Do this
The listing below is the input. Say how many of its lines contain "screenshot", giving the number alone.

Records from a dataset
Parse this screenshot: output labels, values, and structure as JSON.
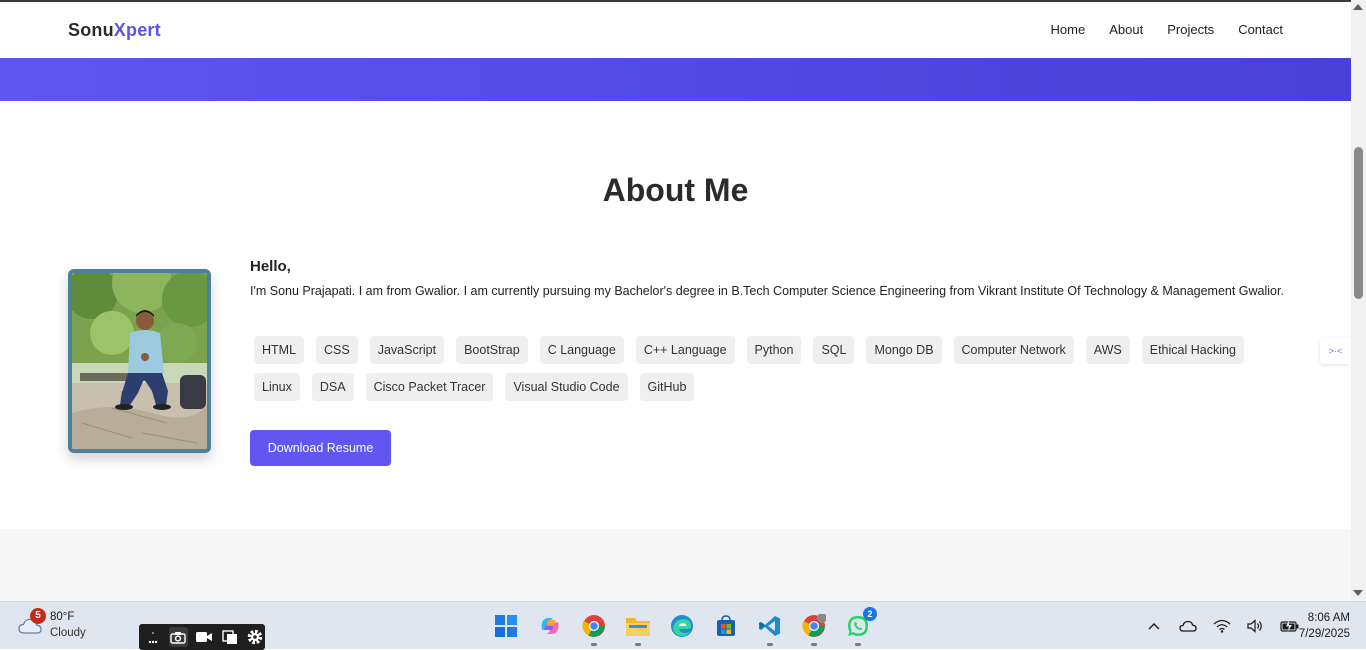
{
  "nav": {
    "brand_part1": "Sonu",
    "brand_part2": "Xpert",
    "links": [
      "Home",
      "About",
      "Projects",
      "Contact"
    ]
  },
  "about": {
    "title": "About Me",
    "greeting": "Hello,",
    "intro": "I'm Sonu Prajapati. I am from Gwalior. I am currently pursuing my Bachelor's degree in B.Tech Computer Science Engineering from Vikrant Institute Of Technology & Management Gwalior.",
    "skills": [
      "HTML",
      "CSS",
      "JavaScript",
      "BootStrap",
      "C Language",
      "C++ Language",
      "Python",
      "SQL",
      "Mongo DB",
      "Computer Network",
      "AWS",
      "Ethical Hacking",
      "Linux",
      "DSA",
      "Cisco Packet Tracer",
      "Visual Studio Code",
      "GitHub"
    ],
    "download_label": "Download Resume"
  },
  "colors": {
    "accent": "#5b53e8",
    "hero_band": "#5147e0",
    "photo_border": "#4e8099"
  },
  "taskbar": {
    "weather_badge": "5",
    "temperature": "80°F",
    "condition": "Cloudy",
    "whatsapp_badge": "2",
    "time": "8:06 AM",
    "date": "7/29/2025",
    "apps": [
      "windows-start-icon",
      "copilot-icon",
      "chrome-icon",
      "file-explorer-icon",
      "edge-icon",
      "microsoft-store-icon",
      "vscode-icon",
      "chrome-profile-icon",
      "whatsapp-icon"
    ]
  }
}
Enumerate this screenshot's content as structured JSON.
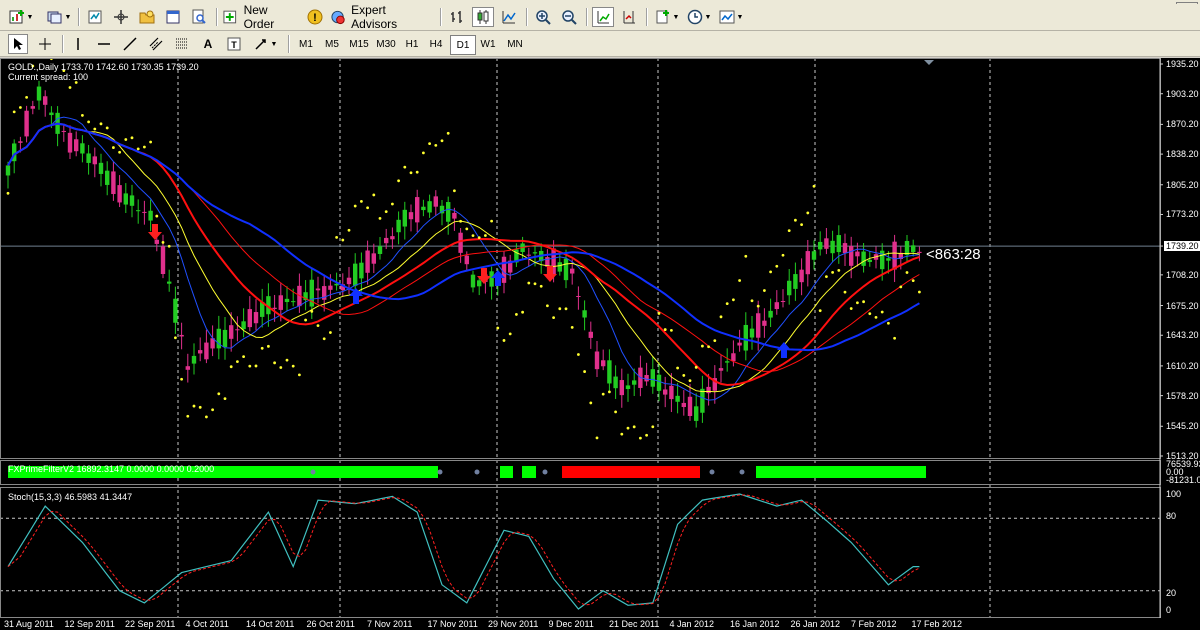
{
  "toolbar": {
    "new_order_label": "New Order",
    "expert_advisors_label": "Expert Advisors",
    "timeframes": [
      "M1",
      "M5",
      "M15",
      "M30",
      "H1",
      "H4",
      "D1",
      "W1",
      "MN"
    ],
    "active_timeframe": "D1"
  },
  "chart": {
    "header": "GOLD.,Daily  1733.70 1742.60 1730.35 1739.20",
    "spread": "Current spread: 100",
    "current_price": "1739.20",
    "floating_label": "<863:28",
    "price_labels": [
      "1935.20",
      "1903.20",
      "1870.20",
      "1838.20",
      "1805.20",
      "1773.20",
      "1739.20",
      "1708.20",
      "1675.20",
      "1643.20",
      "1610.20",
      "1578.20",
      "1545.20",
      "1513.20"
    ],
    "date_labels": [
      "31 Aug 2011",
      "12 Sep 2011",
      "22 Sep 2011",
      "4 Oct 2011",
      "14 Oct 2011",
      "26 Oct 2011",
      "7 Nov 2011",
      "17 Nov 2011",
      "29 Nov 2011",
      "9 Dec 2011",
      "21 Dec 2011",
      "4 Jan 2012",
      "16 Jan 2012",
      "26 Jan 2012",
      "7 Feb 2012",
      "17 Feb 2012"
    ]
  },
  "indicator1": {
    "label": "FXPrimeFilterV2 16892.3147 0.0000 0.0000 0.2000",
    "scale_top": "76539.93",
    "scale_zero": "0.00",
    "scale_bottom": "-81231.00"
  },
  "stoch": {
    "label": "Stoch(15,3,3) 46.5983 41.3447",
    "levels": [
      "100",
      "80",
      "20",
      "0"
    ]
  },
  "colors": {
    "bull": "#22cc22",
    "bear": "#e0308c",
    "ma_red": "#ff1010",
    "ma_blue": "#1030ff",
    "ma_yellow": "#ffff30",
    "sar": "#ffff30",
    "stoch_main": "#40c0c0",
    "stoch_signal": "#ff2020"
  }
}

Output for this exercise
2